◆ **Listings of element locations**
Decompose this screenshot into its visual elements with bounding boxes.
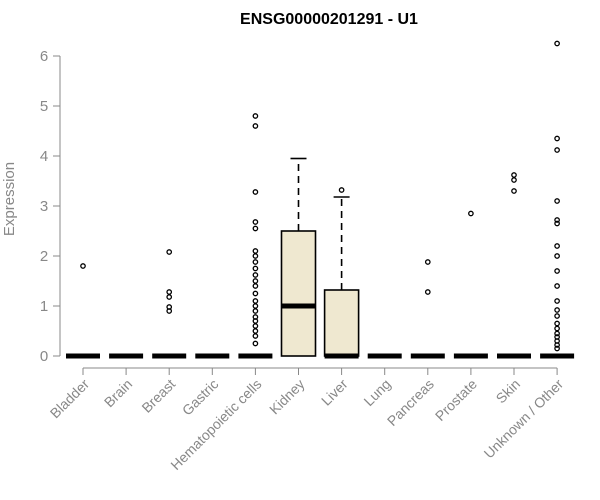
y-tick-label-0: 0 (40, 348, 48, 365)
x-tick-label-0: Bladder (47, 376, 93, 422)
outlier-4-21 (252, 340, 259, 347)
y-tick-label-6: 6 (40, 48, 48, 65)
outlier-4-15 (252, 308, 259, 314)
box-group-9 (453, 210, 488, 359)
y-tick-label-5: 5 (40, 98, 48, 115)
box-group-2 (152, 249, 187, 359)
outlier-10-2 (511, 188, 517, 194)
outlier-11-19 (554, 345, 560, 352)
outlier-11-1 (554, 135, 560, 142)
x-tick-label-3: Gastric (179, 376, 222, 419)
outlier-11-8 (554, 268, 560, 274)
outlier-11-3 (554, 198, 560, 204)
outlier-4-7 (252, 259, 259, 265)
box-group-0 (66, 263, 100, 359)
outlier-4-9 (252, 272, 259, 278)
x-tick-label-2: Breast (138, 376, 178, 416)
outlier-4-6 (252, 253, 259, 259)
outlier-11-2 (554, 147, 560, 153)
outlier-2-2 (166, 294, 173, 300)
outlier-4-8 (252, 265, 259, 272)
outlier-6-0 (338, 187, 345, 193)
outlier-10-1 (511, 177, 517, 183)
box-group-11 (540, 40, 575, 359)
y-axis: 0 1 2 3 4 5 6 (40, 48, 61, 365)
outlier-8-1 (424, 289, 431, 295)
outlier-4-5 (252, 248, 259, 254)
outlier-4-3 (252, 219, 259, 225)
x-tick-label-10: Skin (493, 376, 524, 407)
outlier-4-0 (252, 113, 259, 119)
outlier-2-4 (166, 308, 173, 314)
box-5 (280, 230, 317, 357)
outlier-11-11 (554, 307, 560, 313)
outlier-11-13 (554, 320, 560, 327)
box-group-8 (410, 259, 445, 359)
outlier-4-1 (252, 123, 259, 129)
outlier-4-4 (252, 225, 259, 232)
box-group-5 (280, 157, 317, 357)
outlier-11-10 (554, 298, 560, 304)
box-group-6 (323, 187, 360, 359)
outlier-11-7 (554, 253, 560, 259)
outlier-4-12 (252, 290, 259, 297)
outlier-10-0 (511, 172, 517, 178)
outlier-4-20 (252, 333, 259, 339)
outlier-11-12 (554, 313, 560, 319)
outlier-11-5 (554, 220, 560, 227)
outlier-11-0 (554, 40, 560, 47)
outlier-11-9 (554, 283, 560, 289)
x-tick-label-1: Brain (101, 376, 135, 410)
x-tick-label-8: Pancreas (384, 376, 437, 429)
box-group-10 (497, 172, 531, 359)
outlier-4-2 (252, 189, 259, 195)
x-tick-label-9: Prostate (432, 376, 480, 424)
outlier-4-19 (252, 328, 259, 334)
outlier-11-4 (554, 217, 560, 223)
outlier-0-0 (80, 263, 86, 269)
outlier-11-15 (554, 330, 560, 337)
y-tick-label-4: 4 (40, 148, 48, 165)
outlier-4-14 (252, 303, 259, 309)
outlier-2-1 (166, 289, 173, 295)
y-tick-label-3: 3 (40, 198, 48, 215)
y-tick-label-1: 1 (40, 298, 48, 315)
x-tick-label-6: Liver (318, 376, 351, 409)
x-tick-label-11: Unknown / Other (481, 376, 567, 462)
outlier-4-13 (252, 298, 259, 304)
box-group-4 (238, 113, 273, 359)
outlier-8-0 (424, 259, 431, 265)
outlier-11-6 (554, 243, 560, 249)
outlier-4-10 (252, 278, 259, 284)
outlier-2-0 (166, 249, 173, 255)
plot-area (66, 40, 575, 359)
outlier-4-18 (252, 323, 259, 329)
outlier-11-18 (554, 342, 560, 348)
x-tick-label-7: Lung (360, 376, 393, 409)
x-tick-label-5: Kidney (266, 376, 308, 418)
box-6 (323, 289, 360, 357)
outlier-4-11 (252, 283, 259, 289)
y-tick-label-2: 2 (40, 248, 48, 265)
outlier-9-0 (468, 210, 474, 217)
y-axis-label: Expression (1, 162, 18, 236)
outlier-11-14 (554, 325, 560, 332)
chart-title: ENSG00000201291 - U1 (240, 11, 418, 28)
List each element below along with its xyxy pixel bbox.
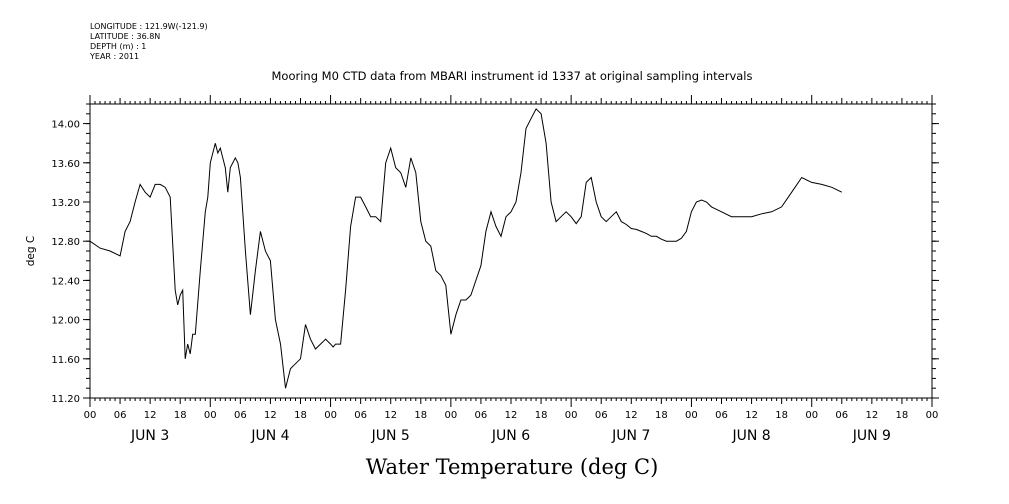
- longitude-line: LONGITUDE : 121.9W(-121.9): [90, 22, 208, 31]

◆ **WHAT TO DO**
Please extract every line of the items above without changing anything, leaving out the pictures.

◆ **COMPLETED TASK**
Decompose this screenshot into its visual elements with bounding boxes.
y-tick-label-0: 0 (40, 348, 48, 365)
x-tick-label-0: Bladder (47, 376, 93, 422)
outlier-4-21 (252, 340, 259, 347)
y-tick-label-6: 6 (40, 48, 48, 65)
outlier-4-15 (252, 308, 259, 314)
box-group-9 (453, 210, 488, 359)
y-tick-label-5: 5 (40, 98, 48, 115)
box-group-2 (152, 249, 187, 359)
outlier-10-2 (511, 188, 517, 194)
outlier-11-19 (554, 345, 560, 352)
outlier-11-1 (554, 135, 560, 142)
x-tick-label-3: Gastric (179, 376, 222, 419)
outlier-11-8 (554, 268, 560, 274)
outlier-11-3 (554, 198, 560, 204)
outlier-4-7 (252, 259, 259, 265)
box-group-0 (66, 263, 100, 359)
outlier-4-9 (252, 272, 259, 278)
x-tick-label-2: Breast (138, 376, 178, 416)
outlier-4-6 (252, 253, 259, 259)
outlier-11-2 (554, 147, 560, 153)
outlier-2-2 (166, 294, 173, 300)
outlier-4-8 (252, 265, 259, 272)
outlier-6-0 (338, 187, 345, 193)
outlier-10-1 (511, 177, 517, 183)
box-group-11 (540, 40, 575, 359)
y-axis: 0 1 2 3 4 5 6 (40, 48, 61, 365)
outlier-8-1 (424, 289, 431, 295)
outlier-4-5 (252, 248, 259, 254)
outlier-4-3 (252, 219, 259, 225)
x-tick-label-10: Skin (493, 376, 524, 407)
outlier-4-0 (252, 113, 259, 119)
outlier-2-4 (166, 308, 173, 314)
box-5 (280, 230, 317, 357)
outlier-11-11 (554, 307, 560, 313)
outlier-11-13 (554, 320, 560, 327)
box-group-8 (410, 259, 445, 359)
outlier-4-1 (252, 123, 259, 129)
outlier-4-4 (252, 225, 259, 232)
box-group-5 (280, 157, 317, 357)
outlier-11-10 (554, 298, 560, 304)
box-group-6 (323, 187, 360, 359)
outlier-11-7 (554, 253, 560, 259)
outlier-4-12 (252, 290, 259, 297)
outlier-10-0 (511, 172, 517, 178)
outlier-4-20 (252, 333, 259, 339)
outlier-11-12 (554, 313, 560, 319)
outlier-11-5 (554, 220, 560, 227)
outlier-11-0 (554, 40, 560, 47)
outlier-11-9 (554, 283, 560, 289)
x-tick-label-1: Brain (101, 376, 135, 410)
x-tick-label-8: Pancreas (384, 376, 437, 429)
box-group-10 (497, 172, 531, 359)
outlier-4-2 (252, 189, 259, 195)
x-tick-label-9: Prostate (432, 376, 480, 424)
outlier-4-19 (252, 328, 259, 334)
outlier-11-4 (554, 217, 560, 223)
outlier-0-0 (80, 263, 86, 269)
outlier-11-15 (554, 330, 560, 337)
y-tick-label-4: 4 (40, 148, 48, 165)
outlier-4-14 (252, 303, 259, 309)
outlier-2-1 (166, 289, 173, 295)
y-tick-label-3: 3 (40, 198, 48, 215)
y-tick-label-1: 1 (40, 298, 48, 315)
x-tick-label-6: Liver (318, 376, 351, 409)
x-tick-label-11: Unknown / Other (481, 376, 567, 462)
outlier-4-13 (252, 298, 259, 304)
box-group-4 (238, 113, 273, 359)
outlier-8-0 (424, 259, 431, 265)
outlier-11-6 (554, 243, 560, 249)
outlier-4-10 (252, 278, 259, 284)
outlier-2-0 (166, 249, 173, 255)
plot-area (66, 40, 575, 359)
outlier-4-18 (252, 323, 259, 329)
outlier-11-18 (554, 342, 560, 348)
x-tick-label-7: Lung (360, 376, 393, 409)
x-tick-label-5: Kidney (266, 376, 308, 418)
box-6 (323, 289, 360, 357)
outlier-4-11 (252, 283, 259, 289)
y-tick-label-2: 2 (40, 248, 48, 265)
outlier-9-0 (468, 210, 474, 217)
y-axis-label: Expression (1, 162, 18, 236)
outlier-11-14 (554, 325, 560, 332)
chart-title: ENSG00000201291 - U1 (240, 11, 418, 28)
List each element below along with its xyxy pixel bbox.
- longitude-line: LONGITUDE : 121.9W(-121.9): [90, 22, 208, 31]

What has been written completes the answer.